Exactly as given, repeat all of the entries.

## Start

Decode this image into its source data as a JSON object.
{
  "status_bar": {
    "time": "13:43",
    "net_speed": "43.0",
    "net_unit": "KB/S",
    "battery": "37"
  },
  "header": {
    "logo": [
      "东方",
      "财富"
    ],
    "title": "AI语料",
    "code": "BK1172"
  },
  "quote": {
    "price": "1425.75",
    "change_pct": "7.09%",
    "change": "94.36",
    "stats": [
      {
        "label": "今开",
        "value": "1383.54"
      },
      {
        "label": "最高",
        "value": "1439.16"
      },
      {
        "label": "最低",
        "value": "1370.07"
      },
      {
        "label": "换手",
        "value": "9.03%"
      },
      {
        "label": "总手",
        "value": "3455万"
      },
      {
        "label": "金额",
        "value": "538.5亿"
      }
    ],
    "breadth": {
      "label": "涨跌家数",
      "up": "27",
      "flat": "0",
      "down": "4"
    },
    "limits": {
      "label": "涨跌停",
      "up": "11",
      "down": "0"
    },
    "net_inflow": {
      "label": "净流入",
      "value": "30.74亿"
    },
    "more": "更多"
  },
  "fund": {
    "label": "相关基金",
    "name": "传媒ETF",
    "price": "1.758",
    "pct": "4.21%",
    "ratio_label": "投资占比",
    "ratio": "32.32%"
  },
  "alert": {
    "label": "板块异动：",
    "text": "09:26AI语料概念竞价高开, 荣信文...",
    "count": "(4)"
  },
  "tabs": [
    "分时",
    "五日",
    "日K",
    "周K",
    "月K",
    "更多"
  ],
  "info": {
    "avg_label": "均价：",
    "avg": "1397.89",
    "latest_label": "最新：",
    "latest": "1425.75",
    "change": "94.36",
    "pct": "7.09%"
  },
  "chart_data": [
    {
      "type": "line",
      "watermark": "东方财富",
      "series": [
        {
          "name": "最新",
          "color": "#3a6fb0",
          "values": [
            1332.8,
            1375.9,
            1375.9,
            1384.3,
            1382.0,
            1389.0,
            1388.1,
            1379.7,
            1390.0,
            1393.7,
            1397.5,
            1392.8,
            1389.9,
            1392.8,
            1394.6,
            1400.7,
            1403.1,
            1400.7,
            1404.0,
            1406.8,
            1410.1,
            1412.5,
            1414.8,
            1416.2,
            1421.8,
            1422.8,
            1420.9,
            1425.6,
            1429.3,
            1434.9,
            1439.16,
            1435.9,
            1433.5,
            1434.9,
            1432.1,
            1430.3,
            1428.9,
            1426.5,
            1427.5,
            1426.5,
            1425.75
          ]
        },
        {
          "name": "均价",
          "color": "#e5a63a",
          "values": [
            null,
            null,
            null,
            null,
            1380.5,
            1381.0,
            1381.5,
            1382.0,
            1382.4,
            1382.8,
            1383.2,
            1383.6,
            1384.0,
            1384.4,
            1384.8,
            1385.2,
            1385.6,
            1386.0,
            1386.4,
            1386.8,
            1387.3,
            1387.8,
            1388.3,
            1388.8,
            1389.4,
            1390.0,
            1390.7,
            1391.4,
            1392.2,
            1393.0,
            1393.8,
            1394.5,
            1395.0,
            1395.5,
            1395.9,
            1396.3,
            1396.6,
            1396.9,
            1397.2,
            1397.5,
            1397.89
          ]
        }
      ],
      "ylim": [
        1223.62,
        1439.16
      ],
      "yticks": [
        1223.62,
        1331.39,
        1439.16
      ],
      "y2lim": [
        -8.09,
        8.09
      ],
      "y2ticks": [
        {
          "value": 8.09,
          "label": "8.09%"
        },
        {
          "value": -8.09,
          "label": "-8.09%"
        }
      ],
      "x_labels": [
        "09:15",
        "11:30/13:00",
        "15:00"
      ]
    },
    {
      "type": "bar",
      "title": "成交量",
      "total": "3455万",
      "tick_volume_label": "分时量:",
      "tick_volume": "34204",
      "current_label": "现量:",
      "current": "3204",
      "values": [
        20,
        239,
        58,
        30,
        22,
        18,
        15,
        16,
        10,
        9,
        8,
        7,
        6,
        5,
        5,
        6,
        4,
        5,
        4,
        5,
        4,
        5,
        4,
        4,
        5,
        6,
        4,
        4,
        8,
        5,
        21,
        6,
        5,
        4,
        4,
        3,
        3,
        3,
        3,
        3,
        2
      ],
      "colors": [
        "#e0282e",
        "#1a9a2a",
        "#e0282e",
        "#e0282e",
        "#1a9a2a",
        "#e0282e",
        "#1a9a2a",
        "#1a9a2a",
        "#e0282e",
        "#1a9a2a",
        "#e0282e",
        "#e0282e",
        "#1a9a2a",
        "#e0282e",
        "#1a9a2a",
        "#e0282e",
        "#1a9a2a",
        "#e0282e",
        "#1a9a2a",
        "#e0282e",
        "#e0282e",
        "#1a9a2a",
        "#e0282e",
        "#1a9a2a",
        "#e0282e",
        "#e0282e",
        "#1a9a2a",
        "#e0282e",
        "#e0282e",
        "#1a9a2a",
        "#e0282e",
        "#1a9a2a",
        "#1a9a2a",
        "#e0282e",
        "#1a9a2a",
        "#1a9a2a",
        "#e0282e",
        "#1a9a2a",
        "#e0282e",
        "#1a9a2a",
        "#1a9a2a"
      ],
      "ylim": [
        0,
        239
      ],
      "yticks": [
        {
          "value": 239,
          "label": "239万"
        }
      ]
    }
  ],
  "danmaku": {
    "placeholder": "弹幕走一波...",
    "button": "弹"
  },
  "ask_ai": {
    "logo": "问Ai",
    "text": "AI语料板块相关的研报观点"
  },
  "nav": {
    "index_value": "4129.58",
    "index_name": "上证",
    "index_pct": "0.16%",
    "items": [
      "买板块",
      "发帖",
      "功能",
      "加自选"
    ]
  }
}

## End

### CORRECT ANSWER
Decode this image into its source data as a JSON object.
{
  "status_bar": {
    "time": "13:43",
    "net_speed": "43.0",
    "net_unit": "KB/S",
    "battery": "37"
  },
  "header": {
    "logo": [
      "东方",
      "财富"
    ],
    "title": "AI语料",
    "code": "BK1172"
  },
  "quote": {
    "price": "1425.75",
    "change_pct": "7.09%",
    "change": "94.36",
    "stats": [
      {
        "label": "今开",
        "value": "1383.54"
      },
      {
        "label": "最高",
        "value": "1439.16"
      },
      {
        "label": "最低",
        "value": "1370.07"
      },
      {
        "label": "换手",
        "value": "9.03%"
      },
      {
        "label": "总手",
        "value": "3455万"
      },
      {
        "label": "金额",
        "value": "538.5亿"
      }
    ],
    "breadth": {
      "label": "涨跌家数",
      "up": "27",
      "flat": "0",
      "down": "4"
    },
    "limits": {
      "label": "涨跌停",
      "up": "11",
      "down": "0"
    },
    "net_inflow": {
      "label": "净流入",
      "value": "30.74亿"
    },
    "more": "更多"
  },
  "fund": {
    "label": "相关基金",
    "name": "传媒ETF",
    "price": "1.758",
    "pct": "4.21%",
    "ratio_label": "投资占比",
    "ratio": "32.32%"
  },
  "alert": {
    "label": "板块异动：",
    "text": "09:26AI语料概念竞价高开, 荣信文...",
    "count": "(4)"
  },
  "tabs": [
    "分时",
    "五日",
    "日K",
    "周K",
    "月K",
    "更多"
  ],
  "info": {
    "avg_label": "均价：",
    "avg": "1397.89",
    "latest_label": "最新：",
    "latest": "1425.75",
    "change": "94.36",
    "pct": "7.09%"
  },
  "chart_data": [
    {
      "type": "line",
      "watermark": "东方财富",
      "series": [
        {
          "name": "最新",
          "color": "#3a6fb0",
          "values": [
            1332.8,
            1375.9,
            1375.9,
            1384.3,
            1382.0,
            1389.0,
            1388.1,
            1379.7,
            1390.0,
            1393.7,
            1397.5,
            1392.8,
            1389.9,
            1392.8,
            1394.6,
            1400.7,
            1403.1,
            1400.7,
            1404.0,
            1406.8,
            1410.1,
            1412.5,
            1414.8,
            1416.2,
            1421.8,
            1422.8,
            1420.9,
            1425.6,
            1429.3,
            1434.9,
            1439.16,
            1435.9,
            1433.5,
            1434.9,
            1432.1,
            1430.3,
            1428.9,
            1426.5,
            1427.5,
            1426.5,
            1425.75
          ]
        },
        {
          "name": "均价",
          "color": "#e5a63a",
          "values": [
            null,
            null,
            null,
            null,
            1380.5,
            1381.0,
            1381.5,
            1382.0,
            1382.4,
            1382.8,
            1383.2,
            1383.6,
            1384.0,
            1384.4,
            1384.8,
            1385.2,
            1385.6,
            1386.0,
            1386.4,
            1386.8,
            1387.3,
            1387.8,
            1388.3,
            1388.8,
            1389.4,
            1390.0,
            1390.7,
            1391.4,
            1392.2,
            1393.0,
            1393.8,
            1394.5,
            1395.0,
            1395.5,
            1395.9,
            1396.3,
            1396.6,
            1396.9,
            1397.2,
            1397.5,
            1397.89
          ]
        }
      ],
      "ylim": [
        1223.62,
        1439.16
      ],
      "yticks": [
        1223.62,
        1331.39,
        1439.16
      ],
      "y2lim": [
        -8.09,
        8.09
      ],
      "y2ticks": [
        {
          "value": 8.09,
          "label": "8.09%"
        },
        {
          "value": -8.09,
          "label": "-8.09%"
        }
      ],
      "x_labels": [
        "09:15",
        "11:30/13:00",
        "15:00"
      ]
    },
    {
      "type": "bar",
      "title": "成交量",
      "total": "3455万",
      "tick_volume_label": "分时量:",
      "tick_volume": "34204",
      "current_label": "现量:",
      "current": "3204",
      "values": [
        20,
        239,
        58,
        30,
        22,
        18,
        15,
        16,
        10,
        9,
        8,
        7,
        6,
        5,
        5,
        6,
        4,
        5,
        4,
        5,
        4,
        5,
        4,
        4,
        5,
        6,
        4,
        4,
        8,
        5,
        21,
        6,
        5,
        4,
        4,
        3,
        3,
        3,
        3,
        3,
        2
      ],
      "colors": [
        "#e0282e",
        "#1a9a2a",
        "#e0282e",
        "#e0282e",
        "#1a9a2a",
        "#e0282e",
        "#1a9a2a",
        "#1a9a2a",
        "#e0282e",
        "#1a9a2a",
        "#e0282e",
        "#e0282e",
        "#1a9a2a",
        "#e0282e",
        "#1a9a2a",
        "#e0282e",
        "#1a9a2a",
        "#e0282e",
        "#1a9a2a",
        "#e0282e",
        "#e0282e",
        "#1a9a2a",
        "#e0282e",
        "#1a9a2a",
        "#e0282e",
        "#e0282e",
        "#1a9a2a",
        "#e0282e",
        "#e0282e",
        "#1a9a2a",
        "#e0282e",
        "#1a9a2a",
        "#1a9a2a",
        "#e0282e",
        "#1a9a2a",
        "#1a9a2a",
        "#e0282e",
        "#1a9a2a",
        "#e0282e",
        "#1a9a2a",
        "#1a9a2a"
      ],
      "ylim": [
        0,
        239
      ],
      "yticks": [
        {
          "value": 239,
          "label": "239万"
        }
      ]
    }
  ],
  "danmaku": {
    "placeholder": "弹幕走一波...",
    "button": "弹"
  },
  "ask_ai": {
    "logo": "问Ai",
    "text": "AI语料板块相关的研报观点"
  },
  "nav": {
    "index_value": "4129.58",
    "index_name": "上证",
    "index_pct": "0.16%",
    "items": [
      "买板块",
      "发帖",
      "功能",
      "加自选"
    ]
  }
}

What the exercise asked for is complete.